**GOAL OF THE EXERCISE**
Collect all lines from the records below that include the word "nostra".

——

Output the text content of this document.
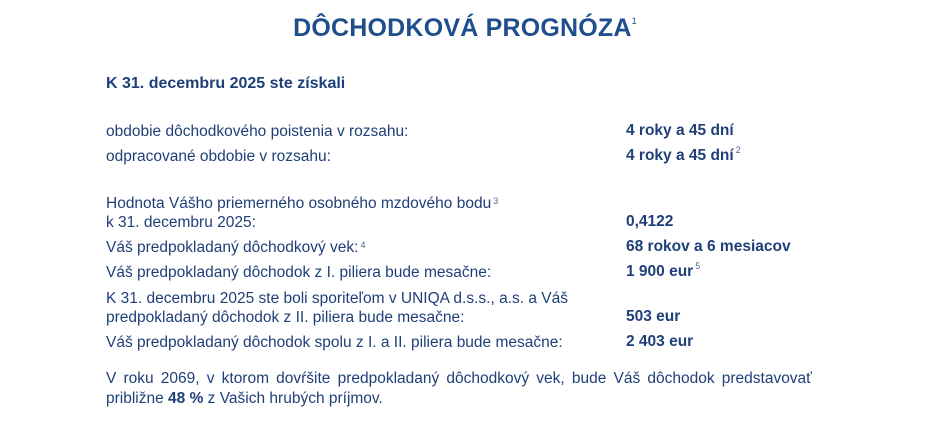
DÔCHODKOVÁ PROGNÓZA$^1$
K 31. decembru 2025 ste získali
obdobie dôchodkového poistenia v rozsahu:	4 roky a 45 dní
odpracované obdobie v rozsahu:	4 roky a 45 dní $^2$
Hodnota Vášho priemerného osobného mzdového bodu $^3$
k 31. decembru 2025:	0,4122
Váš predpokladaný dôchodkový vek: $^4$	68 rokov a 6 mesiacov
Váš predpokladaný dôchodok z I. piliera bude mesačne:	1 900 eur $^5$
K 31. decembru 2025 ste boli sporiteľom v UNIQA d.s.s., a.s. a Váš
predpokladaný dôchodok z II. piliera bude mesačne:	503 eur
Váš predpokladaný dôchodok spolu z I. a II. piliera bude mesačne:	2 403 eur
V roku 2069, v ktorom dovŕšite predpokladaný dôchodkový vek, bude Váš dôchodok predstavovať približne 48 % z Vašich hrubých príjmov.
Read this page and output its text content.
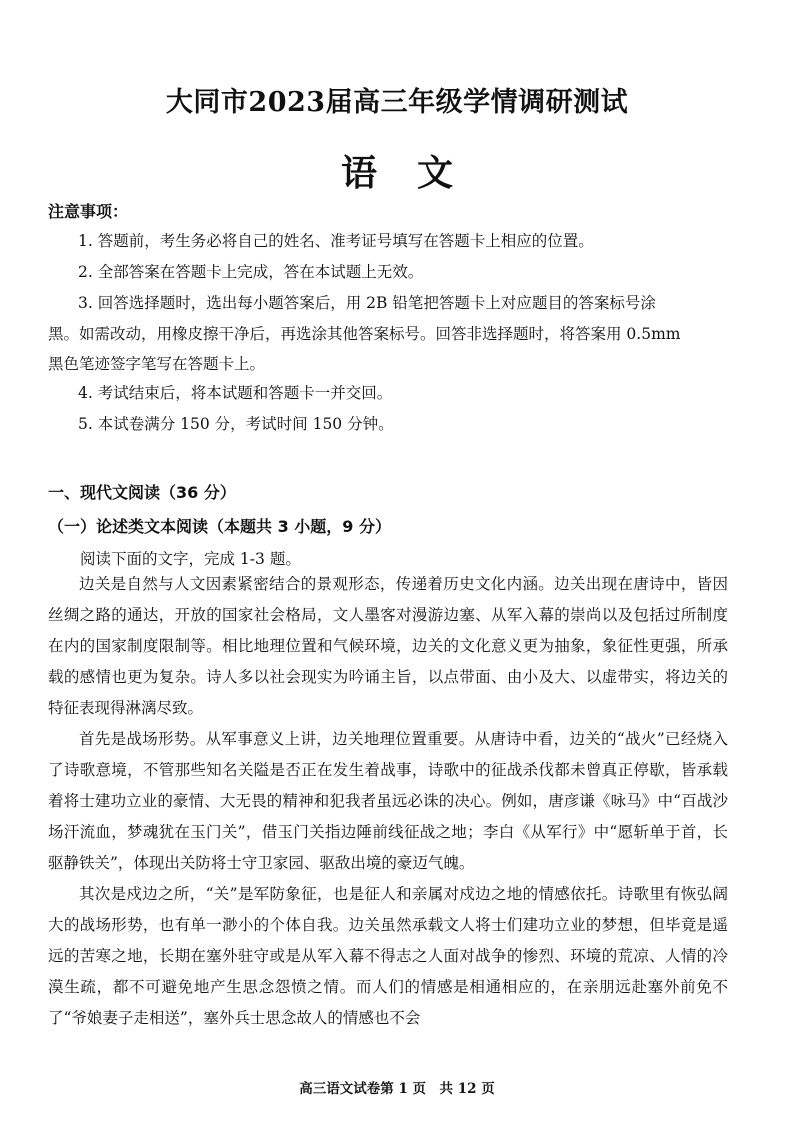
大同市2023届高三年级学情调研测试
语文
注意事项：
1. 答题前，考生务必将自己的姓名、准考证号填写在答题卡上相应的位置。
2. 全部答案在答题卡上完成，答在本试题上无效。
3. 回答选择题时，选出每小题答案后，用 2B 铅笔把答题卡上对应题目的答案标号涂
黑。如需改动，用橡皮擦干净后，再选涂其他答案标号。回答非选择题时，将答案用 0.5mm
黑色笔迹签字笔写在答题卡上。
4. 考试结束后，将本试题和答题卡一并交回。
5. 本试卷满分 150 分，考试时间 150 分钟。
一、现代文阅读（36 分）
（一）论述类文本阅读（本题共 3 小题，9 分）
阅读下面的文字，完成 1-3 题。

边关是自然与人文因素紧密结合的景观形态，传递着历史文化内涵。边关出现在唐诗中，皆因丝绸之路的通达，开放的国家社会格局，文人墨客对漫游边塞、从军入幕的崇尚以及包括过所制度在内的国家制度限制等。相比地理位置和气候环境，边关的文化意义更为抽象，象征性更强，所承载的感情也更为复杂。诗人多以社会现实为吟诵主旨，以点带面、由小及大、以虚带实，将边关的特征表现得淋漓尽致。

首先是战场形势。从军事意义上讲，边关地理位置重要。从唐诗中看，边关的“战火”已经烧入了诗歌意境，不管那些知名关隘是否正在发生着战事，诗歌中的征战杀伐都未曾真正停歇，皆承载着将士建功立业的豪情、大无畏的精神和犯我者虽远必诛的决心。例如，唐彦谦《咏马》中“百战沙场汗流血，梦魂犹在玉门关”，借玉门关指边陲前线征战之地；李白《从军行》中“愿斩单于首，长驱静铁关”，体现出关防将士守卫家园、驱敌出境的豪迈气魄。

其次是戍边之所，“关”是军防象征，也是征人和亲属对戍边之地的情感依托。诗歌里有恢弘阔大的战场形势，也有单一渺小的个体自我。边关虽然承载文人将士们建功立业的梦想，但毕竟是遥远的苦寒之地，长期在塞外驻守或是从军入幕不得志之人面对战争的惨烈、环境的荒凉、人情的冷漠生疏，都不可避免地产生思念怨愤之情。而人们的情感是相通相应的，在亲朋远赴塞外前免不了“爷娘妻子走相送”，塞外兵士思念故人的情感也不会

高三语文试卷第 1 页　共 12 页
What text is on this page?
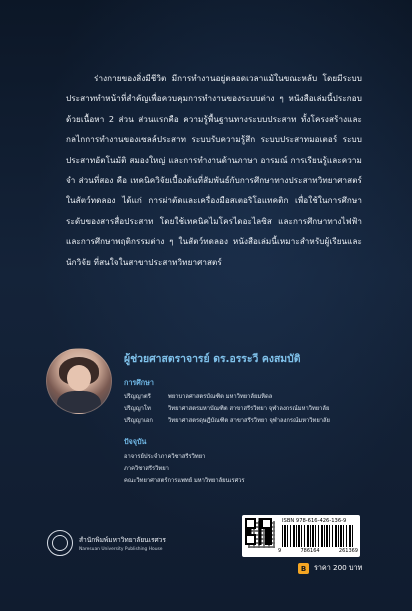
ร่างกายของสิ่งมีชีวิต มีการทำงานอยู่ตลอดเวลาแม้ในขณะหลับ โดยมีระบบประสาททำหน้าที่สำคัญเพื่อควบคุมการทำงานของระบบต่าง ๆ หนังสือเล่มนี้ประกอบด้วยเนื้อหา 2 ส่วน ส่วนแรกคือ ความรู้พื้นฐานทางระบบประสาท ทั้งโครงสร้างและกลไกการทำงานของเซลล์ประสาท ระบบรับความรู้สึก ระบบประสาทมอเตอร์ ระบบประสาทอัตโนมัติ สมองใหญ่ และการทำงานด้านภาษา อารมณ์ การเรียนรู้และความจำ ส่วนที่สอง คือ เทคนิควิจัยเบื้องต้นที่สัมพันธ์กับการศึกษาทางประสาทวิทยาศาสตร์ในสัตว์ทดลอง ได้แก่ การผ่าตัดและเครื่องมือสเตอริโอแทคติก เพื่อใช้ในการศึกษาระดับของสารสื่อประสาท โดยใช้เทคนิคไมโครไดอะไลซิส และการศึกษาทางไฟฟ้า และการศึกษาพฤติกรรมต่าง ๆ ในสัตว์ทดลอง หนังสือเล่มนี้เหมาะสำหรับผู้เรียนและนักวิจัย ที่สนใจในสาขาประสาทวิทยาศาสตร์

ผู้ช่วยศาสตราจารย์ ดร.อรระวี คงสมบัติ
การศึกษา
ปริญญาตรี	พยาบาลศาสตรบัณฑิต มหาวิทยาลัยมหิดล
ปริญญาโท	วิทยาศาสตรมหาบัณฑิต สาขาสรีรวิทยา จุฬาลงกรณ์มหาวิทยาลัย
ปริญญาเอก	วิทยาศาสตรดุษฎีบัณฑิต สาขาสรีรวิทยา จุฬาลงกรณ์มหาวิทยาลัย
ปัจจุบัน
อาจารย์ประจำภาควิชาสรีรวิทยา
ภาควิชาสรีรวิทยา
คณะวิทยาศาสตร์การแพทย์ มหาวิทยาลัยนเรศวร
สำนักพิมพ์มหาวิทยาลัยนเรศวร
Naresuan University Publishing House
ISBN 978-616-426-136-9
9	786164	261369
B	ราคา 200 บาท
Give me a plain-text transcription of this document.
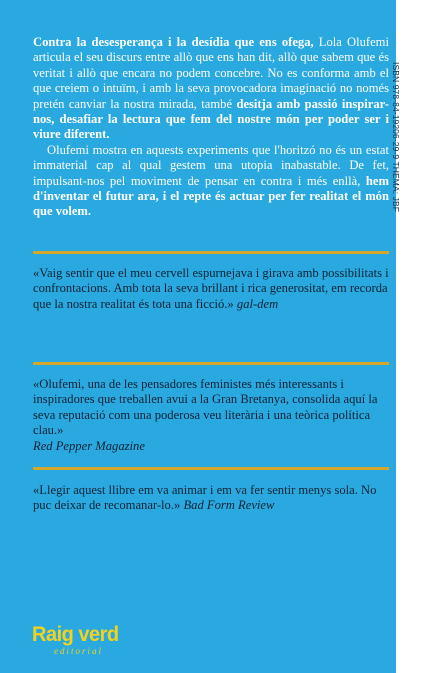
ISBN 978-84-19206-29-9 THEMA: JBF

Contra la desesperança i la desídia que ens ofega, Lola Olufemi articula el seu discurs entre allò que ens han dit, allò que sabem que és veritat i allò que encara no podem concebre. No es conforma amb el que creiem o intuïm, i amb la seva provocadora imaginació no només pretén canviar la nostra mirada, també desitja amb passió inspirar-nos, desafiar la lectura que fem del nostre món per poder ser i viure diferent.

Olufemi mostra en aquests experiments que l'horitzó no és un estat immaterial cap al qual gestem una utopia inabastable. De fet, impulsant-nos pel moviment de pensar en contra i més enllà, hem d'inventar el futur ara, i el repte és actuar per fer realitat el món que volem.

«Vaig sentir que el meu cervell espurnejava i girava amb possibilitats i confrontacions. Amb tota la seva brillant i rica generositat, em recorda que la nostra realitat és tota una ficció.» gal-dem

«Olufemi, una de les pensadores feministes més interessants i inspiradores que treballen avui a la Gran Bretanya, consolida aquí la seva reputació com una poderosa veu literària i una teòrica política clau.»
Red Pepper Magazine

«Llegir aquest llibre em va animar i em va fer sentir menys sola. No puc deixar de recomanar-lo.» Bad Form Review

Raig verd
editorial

——

**PROBLEM SOLUTION**
Contra la desesperança i la desídia que ens ofega, Lola Olufemi articula el seu discurs entre allò que ens han dit, allò que sabem que és veritat i allò que encara no podem concebre. No es conforma amb el que creiem o intuïm, i amb la seva provocadora imaginació no només pretén canviar la nostra mirada, també desitja amb passió inspirar-nos, desafiar la lectura que fem del nostre món per poder ser i viure diferent.
«Vaig sentir que el meu cervell espurnejava i girava amb possibilitats i confrontacions. Amb tota la seva brillant i rica generositat, em recorda que la nostra realitat és tota una ficció.» gal-dem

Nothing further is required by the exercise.